**Brief**: Omit the pictures from the entries below and retype everything else exactly.

**Data records**:
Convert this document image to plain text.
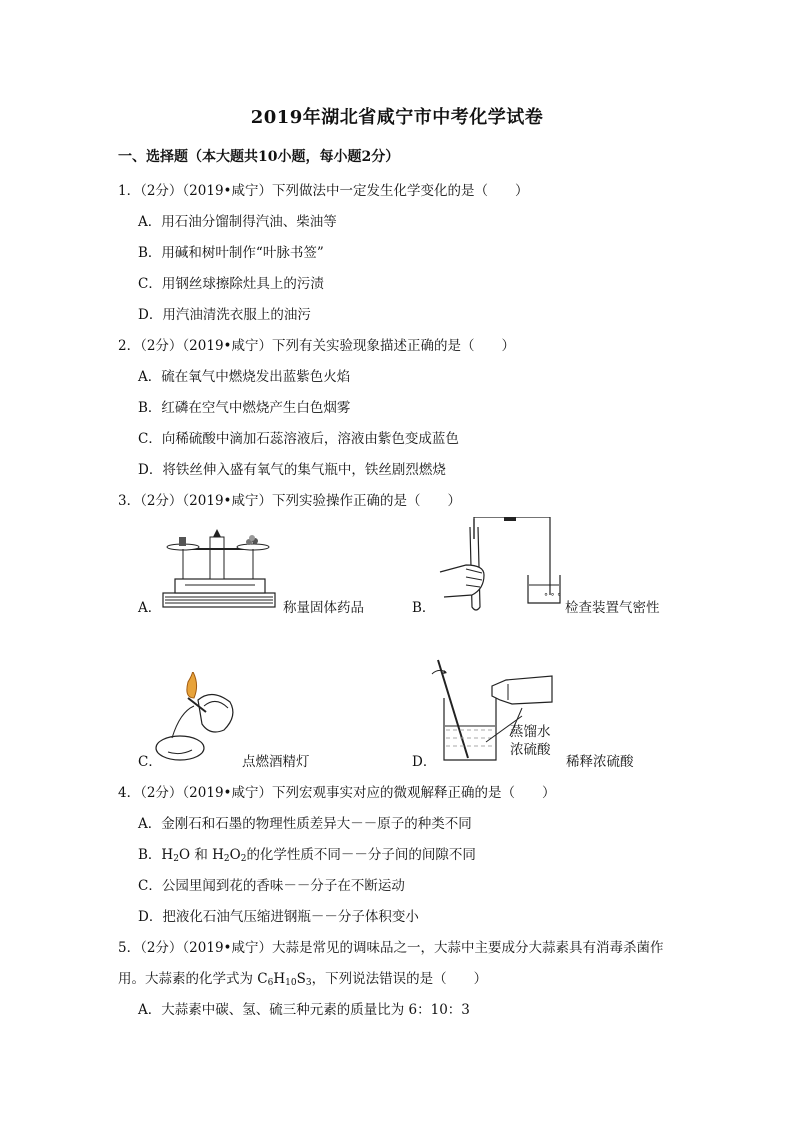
2019年湖北省咸宁市中考化学试卷
一、选择题（本大题共10小题，每小题2分）
1．（2分）（2019•咸宁）下列做法中一定发生化学变化的是（　　）
A．用石油分馏制得汽油、柴油等
B．用碱和树叶制作“叶脉书签”
C．用钢丝球擦除灶具上的污渍
D．用汽油清洗衣服上的油污
2．（2分）（2019•咸宁）下列有关实验现象描述正确的是（　　）
A．硫在氧气中燃烧发出蓝紫色火焰
B．红磷在空气中燃烧产生白色烟雾
C．向稀硫酸中滴加石蕊溶液后，溶液由紫色变成蓝色
D．将铁丝伸入盛有氧气的集气瓶中，铁丝剧烈燃烧
3．（2分）（2019•咸宁）下列实验操作正确的是（　　）
A．	称量固体药品	B．
° ° °
检查装置气密性
C．	点燃酒精灯	D．
蒸馏水
浓硫酸
稀释浓硫酸
4．（2分）（2019•咸宁）下列宏观事实对应的微观解释正确的是（　　）
A．金刚石和石墨的物理性质差异大－－原子的种类不同
B．$H_2O$ 和 $H_2O_2$的化学性质不同－－分子间的间隙不同
C．公园里闻到花的香味－－分子在不断运动
D．把液化石油气压缩进钢瓶－－分子体积变小
5．（2分）（2019•咸宁）大蒜是常见的调味品之一，大蒜中主要成分大蒜素具有消毒杀菌作
用。大蒜素的化学式为 $C_6H_{10}S_3$，下列说法错误的是（　　）
A．大蒜素中碳、氢、硫三种元素的质量比为 6：10：3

**Full answer**:
Convert this document image to plain text.
2019年湖北省咸宁市中考化学试卷
一、选择题（本大题共10小题，每小题2分）
1．（2分）（2019•咸宁）下列做法中一定发生化学变化的是（　　）
A．用石油分馏制得汽油、柴油等
B．用碱和树叶制作“叶脉书签”
C．用钢丝球擦除灶具上的污渍
D．用汽油清洗衣服上的油污
2．（2分）（2019•咸宁）下列有关实验现象描述正确的是（　　）
A．硫在氧气中燃烧发出蓝紫色火焰
B．红磷在空气中燃烧产生白色烟雾
C．向稀硫酸中滴加石蕊溶液后，溶液由紫色变成蓝色
D．将铁丝伸入盛有氧气的集气瓶中，铁丝剧烈燃烧
3．（2分）（2019•咸宁）下列实验操作正确的是（　　）
A．	称量固体药品	B．
° ° °
检查装置气密性
C．	点燃酒精灯	D．
蒸馏水
浓硫酸
稀释浓硫酸
4．（2分）（2019•咸宁）下列宏观事实对应的微观解释正确的是（　　）
A．金刚石和石墨的物理性质差异大－－原子的种类不同
B．$H_2O$ 和 $H_2O_2$的化学性质不同－－分子间的间隙不同
C．公园里闻到花的香味－－分子在不断运动
D．把液化石油气压缩进钢瓶－－分子体积变小
5．（2分）（2019•咸宁）大蒜是常见的调味品之一，大蒜中主要成分大蒜素具有消毒杀菌作
用。大蒜素的化学式为 $C_6H_{10}S_3$，下列说法错误的是（　　）
A．大蒜素中碳、氢、硫三种元素的质量比为 6：10：3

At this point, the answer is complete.